_Stated exercise_
Extract and list every line that contains the word "오브제컬렉션".

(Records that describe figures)
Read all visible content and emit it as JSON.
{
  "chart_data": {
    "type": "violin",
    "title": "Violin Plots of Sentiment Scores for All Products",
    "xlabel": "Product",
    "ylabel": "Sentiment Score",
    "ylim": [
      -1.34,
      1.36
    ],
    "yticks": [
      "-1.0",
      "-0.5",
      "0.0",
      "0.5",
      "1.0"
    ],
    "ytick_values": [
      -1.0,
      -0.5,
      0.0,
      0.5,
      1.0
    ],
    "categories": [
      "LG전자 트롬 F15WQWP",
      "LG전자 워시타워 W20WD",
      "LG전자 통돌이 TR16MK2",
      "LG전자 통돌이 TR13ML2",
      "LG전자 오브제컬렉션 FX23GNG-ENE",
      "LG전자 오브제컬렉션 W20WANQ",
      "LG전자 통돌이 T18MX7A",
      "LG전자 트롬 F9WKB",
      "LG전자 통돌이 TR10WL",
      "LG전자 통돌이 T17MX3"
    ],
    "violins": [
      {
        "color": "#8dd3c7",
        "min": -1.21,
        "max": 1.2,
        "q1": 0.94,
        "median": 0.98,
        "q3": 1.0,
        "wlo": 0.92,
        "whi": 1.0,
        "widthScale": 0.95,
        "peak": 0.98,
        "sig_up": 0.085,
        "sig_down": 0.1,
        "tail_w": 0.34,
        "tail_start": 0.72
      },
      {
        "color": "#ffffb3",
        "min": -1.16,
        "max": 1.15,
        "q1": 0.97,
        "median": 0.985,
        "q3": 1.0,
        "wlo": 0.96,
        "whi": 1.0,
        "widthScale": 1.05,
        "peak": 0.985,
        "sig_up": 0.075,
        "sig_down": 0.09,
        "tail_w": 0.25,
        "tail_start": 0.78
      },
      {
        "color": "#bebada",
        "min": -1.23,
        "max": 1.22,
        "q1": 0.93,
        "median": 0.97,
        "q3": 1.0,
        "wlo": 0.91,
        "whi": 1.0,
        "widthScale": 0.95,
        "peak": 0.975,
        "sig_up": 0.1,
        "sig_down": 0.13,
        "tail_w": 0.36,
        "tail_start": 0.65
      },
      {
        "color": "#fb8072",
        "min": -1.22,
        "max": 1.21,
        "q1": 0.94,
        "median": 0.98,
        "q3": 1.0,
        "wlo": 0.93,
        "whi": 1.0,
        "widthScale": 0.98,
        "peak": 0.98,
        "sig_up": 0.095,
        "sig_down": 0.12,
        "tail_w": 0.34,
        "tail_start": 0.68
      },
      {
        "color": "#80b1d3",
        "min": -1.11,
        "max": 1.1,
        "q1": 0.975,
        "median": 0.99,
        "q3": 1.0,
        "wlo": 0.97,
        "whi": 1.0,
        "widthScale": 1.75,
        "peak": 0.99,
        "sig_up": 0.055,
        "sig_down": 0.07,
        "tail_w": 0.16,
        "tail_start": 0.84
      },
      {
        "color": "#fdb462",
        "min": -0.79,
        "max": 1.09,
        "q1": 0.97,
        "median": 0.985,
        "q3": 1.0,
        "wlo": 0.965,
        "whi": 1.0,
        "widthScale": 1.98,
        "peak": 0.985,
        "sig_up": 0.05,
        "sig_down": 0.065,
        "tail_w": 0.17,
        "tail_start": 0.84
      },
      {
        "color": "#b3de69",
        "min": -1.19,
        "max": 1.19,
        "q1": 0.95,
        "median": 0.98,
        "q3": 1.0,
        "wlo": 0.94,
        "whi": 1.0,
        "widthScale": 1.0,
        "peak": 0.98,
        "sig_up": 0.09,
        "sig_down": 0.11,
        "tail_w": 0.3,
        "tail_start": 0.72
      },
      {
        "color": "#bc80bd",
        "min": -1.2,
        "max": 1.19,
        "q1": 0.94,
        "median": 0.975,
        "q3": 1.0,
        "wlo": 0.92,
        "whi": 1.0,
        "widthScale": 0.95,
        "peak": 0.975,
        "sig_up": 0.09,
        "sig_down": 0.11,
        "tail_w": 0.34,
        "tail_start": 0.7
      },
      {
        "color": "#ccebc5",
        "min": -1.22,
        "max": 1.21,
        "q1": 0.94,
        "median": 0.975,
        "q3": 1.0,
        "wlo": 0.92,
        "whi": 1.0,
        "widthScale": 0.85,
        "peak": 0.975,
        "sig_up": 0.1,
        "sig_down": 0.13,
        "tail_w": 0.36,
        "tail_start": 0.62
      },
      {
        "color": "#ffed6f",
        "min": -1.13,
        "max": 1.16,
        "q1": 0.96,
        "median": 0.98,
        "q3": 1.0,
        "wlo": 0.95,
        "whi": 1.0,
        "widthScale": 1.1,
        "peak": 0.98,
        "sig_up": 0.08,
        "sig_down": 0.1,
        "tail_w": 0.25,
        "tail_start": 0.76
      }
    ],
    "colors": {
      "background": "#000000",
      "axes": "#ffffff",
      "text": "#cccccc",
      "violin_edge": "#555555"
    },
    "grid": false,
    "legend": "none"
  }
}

_Finished exercise_
      "LG전자 오브제컬렉션 FX23GNG-ENE",
      "LG전자 오브제컬렉션 W20WANQ",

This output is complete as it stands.